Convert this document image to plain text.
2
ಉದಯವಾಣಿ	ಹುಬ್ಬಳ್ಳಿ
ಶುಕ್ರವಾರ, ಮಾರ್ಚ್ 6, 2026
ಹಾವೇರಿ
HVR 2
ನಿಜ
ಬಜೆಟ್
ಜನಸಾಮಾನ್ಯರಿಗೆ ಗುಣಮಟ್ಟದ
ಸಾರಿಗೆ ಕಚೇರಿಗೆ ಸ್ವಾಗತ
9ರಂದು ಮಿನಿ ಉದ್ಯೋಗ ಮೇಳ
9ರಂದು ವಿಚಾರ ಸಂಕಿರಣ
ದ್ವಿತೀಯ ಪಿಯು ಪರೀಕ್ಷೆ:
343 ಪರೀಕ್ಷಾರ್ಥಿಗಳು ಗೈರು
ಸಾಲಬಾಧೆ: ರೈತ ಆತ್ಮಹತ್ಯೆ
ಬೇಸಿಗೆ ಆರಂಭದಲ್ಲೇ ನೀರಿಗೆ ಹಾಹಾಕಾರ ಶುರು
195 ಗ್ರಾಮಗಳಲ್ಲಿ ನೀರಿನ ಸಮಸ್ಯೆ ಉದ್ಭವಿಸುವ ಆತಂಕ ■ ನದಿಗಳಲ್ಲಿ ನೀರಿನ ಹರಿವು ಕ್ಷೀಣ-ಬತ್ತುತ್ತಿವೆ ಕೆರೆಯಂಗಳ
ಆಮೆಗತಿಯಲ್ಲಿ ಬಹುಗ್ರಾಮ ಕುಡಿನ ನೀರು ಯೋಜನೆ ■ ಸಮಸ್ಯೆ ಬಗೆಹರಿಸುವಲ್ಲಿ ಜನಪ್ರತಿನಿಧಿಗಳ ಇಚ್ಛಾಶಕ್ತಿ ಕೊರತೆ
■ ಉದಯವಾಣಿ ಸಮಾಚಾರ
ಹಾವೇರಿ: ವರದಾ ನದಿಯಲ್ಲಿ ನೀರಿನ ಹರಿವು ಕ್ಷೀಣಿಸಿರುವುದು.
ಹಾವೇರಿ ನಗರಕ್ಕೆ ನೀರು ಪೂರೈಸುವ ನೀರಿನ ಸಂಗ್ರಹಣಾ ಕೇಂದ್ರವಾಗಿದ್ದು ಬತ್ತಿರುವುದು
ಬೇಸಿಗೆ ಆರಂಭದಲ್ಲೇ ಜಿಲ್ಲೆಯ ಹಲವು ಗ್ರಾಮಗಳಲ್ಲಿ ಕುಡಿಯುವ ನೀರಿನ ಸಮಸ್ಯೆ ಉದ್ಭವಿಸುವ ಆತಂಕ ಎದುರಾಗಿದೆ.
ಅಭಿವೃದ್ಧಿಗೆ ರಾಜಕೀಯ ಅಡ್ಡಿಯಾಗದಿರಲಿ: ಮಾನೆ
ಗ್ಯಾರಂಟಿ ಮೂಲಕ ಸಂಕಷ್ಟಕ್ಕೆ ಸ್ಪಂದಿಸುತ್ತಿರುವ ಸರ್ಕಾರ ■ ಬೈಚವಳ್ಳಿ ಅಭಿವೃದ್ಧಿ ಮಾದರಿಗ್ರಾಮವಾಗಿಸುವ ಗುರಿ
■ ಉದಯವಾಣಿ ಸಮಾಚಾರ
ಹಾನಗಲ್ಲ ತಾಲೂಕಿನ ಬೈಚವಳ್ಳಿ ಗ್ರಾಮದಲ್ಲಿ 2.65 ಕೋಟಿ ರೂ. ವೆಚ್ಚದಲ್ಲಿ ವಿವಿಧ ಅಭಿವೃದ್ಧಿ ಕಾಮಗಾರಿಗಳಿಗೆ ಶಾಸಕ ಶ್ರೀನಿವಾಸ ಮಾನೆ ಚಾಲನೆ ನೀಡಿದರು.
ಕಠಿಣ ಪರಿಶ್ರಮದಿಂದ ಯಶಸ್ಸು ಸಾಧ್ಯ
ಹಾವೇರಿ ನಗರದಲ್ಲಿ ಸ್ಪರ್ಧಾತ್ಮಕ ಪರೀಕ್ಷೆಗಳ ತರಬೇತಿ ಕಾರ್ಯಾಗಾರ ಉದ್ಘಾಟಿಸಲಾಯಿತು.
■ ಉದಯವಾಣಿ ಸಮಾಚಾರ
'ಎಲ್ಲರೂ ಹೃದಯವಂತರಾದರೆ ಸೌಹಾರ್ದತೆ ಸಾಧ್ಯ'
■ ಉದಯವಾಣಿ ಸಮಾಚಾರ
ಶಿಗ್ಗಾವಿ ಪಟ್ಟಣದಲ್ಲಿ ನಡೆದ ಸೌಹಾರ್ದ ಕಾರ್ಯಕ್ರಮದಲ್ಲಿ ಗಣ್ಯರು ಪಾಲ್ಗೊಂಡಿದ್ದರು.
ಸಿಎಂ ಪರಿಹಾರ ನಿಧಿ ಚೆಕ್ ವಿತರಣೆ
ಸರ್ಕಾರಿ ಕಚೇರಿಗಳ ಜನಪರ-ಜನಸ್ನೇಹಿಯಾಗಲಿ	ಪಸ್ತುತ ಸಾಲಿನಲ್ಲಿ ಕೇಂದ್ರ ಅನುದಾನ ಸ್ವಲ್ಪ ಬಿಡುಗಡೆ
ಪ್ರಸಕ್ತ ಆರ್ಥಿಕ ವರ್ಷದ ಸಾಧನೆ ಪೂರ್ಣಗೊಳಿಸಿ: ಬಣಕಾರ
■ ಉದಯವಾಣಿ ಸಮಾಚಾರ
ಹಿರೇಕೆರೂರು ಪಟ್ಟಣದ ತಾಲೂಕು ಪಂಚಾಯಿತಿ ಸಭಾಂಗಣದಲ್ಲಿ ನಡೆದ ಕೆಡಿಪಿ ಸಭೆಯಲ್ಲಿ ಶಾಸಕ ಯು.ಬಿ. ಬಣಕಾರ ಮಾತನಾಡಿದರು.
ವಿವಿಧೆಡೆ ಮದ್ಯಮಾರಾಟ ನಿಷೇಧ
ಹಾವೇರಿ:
┄┄┄┄┄┄
**EXERCISE PROMPT:**
Copy the records above exactly.

**EXERCISE RESULT:**
Convert this document image to plain text.
2
ಉದಯವಾಣಿ	ಹುಬ್ಬಳ್ಳಿ
ಶುಕ್ರವಾರ, ಮಾರ್ಚ್ 6, 2026
ಹಾವೇರಿ
HVR 2
ನಿಜ
ಬಜೆಟ್
ಜನಸಾಮಾನ್ಯರಿಗೆ ಗುಣಮಟ್ಟದ
ಸಾರಿಗೆ ಕಚೇರಿಗೆ ಸ್ವಾಗತ
9ರಂದು ಮಿನಿ ಉದ್ಯೋಗ ಮೇಳ
9ರಂದು ವಿಚಾರ ಸಂಕಿರಣ
ದ್ವಿತೀಯ ಪಿಯು ಪರೀಕ್ಷೆ:
343 ಪರೀಕ್ಷಾರ್ಥಿಗಳು ಗೈರು
ಸಾಲಬಾಧೆ: ರೈತ ಆತ್ಮಹತ್ಯೆ
ಬೇಸಿಗೆ ಆರಂಭದಲ್ಲೇ ನೀರಿಗೆ ಹಾಹಾಕಾರ ಶುರು
195 ಗ್ರಾಮಗಳಲ್ಲಿ ನೀರಿನ ಸಮಸ್ಯೆ ಉದ್ಭವಿಸುವ ಆತಂಕ ■ ನದಿಗಳಲ್ಲಿ ನೀರಿನ ಹರಿವು ಕ್ಷೀಣ-ಬತ್ತುತ್ತಿವೆ ಕೆರೆಯಂಗಳ
ಆಮೆಗತಿಯಲ್ಲಿ ಬಹುಗ್ರಾಮ ಕುಡಿನ ನೀರು ಯೋಜನೆ ■ ಸಮಸ್ಯೆ ಬಗೆಹರಿಸುವಲ್ಲಿ ಜನಪ್ರತಿನಿಧಿಗಳ ಇಚ್ಛಾಶಕ್ತಿ ಕೊರತೆ
■ ಉದಯವಾಣಿ ಸಮಾಚಾರ
ಹಾವೇರಿ: ವರದಾ ನದಿಯಲ್ಲಿ ನೀರಿನ ಹರಿವು ಕ್ಷೀಣಿಸಿರುವುದು.
ಹಾವೇರಿ ನಗರಕ್ಕೆ ನೀರು ಪೂರೈಸುವ ನೀರಿನ ಸಂಗ್ರಹಣಾ ಕೇಂದ್ರವಾಗಿದ್ದು ಬತ್ತಿರುವುದು
ಬೇಸಿಗೆ ಆರಂಭದಲ್ಲೇ ಜಿಲ್ಲೆಯ ಹಲವು ಗ್ರಾಮಗಳಲ್ಲಿ ಕುಡಿಯುವ ನೀರಿನ ಸಮಸ್ಯೆ ಉದ್ಭವಿಸುವ ಆತಂಕ ಎದುರಾಗಿದೆ.
ಅಭಿವೃದ್ಧಿಗೆ ರಾಜಕೀಯ ಅಡ್ಡಿಯಾಗದಿರಲಿ: ಮಾನೆ
ಗ್ಯಾರಂಟಿ ಮೂಲಕ ಸಂಕಷ್ಟಕ್ಕೆ ಸ್ಪಂದಿಸುತ್ತಿರುವ ಸರ್ಕಾರ ■ ಬೈಚವಳ್ಳಿ ಅಭಿವೃದ್ಧಿ ಮಾದರಿಗ್ರಾಮವಾಗಿಸುವ ಗುರಿ
■ ಉದಯವಾಣಿ ಸಮಾಚಾರ
ಹಾನಗಲ್ಲ ತಾಲೂಕಿನ ಬೈಚವಳ್ಳಿ ಗ್ರಾಮದಲ್ಲಿ 2.65 ಕೋಟಿ ರೂ. ವೆಚ್ಚದಲ್ಲಿ ವಿವಿಧ ಅಭಿವೃದ್ಧಿ ಕಾಮಗಾರಿಗಳಿಗೆ ಶಾಸಕ ಶ್ರೀನಿವಾಸ ಮಾನೆ ಚಾಲನೆ ನೀಡಿದರು.
ಕಠಿಣ ಪರಿಶ್ರಮದಿಂದ ಯಶಸ್ಸು ಸಾಧ್ಯ
ಹಾವೇರಿ ನಗರದಲ್ಲಿ ಸ್ಪರ್ಧಾತ್ಮಕ ಪರೀಕ್ಷೆಗಳ ತರಬೇತಿ ಕಾರ್ಯಾಗಾರ ಉದ್ಘಾಟಿಸಲಾಯಿತು.
■ ಉದಯವಾಣಿ ಸಮಾಚಾರ
'ಎಲ್ಲರೂ ಹೃದಯವಂತರಾದರೆ ಸೌಹಾರ್ದತೆ ಸಾಧ್ಯ'
■ ಉದಯವಾಣಿ ಸಮಾಚಾರ
ಶಿಗ್ಗಾವಿ ಪಟ್ಟಣದಲ್ಲಿ ನಡೆದ ಸೌಹಾರ್ದ ಕಾರ್ಯಕ್ರಮದಲ್ಲಿ ಗಣ್ಯರು ಪಾಲ್ಗೊಂಡಿದ್ದರು.
ಸಿಎಂ ಪರಿಹಾರ ನಿಧಿ ಚೆಕ್ ವಿತರಣೆ
ಸರ್ಕಾರಿ ಕಚೇರಿಗಳ ಜನಪರ-ಜನಸ್ನೇಹಿಯಾಗಲಿ	ಪಸ್ತುತ ಸಾಲಿನಲ್ಲಿ ಕೇಂದ್ರ ಅನುದಾನ ಸ್ವಲ್ಪ ಬಿಡುಗಡೆ
ಪ್ರಸಕ್ತ ಆರ್ಥಿಕ ವರ್ಷದ ಸಾಧನೆ ಪೂರ್ಣಗೊಳಿಸಿ: ಬಣಕಾರ
■ ಉದಯವಾಣಿ ಸಮಾಚಾರ
ಹಿರೇಕೆರೂರು ಪಟ್ಟಣದ ತಾಲೂಕು ಪಂಚಾಯಿತಿ ಸಭಾಂಗಣದಲ್ಲಿ ನಡೆದ ಕೆಡಿಪಿ ಸಭೆಯಲ್ಲಿ ಶಾಸಕ ಯು.ಬಿ. ಬಣಕಾರ ಮಾತನಾಡಿದರು.
ವಿವಿಧೆಡೆ ಮದ್ಯಮಾರಾಟ ನಿಷೇಧ
ಹಾವೇರಿ:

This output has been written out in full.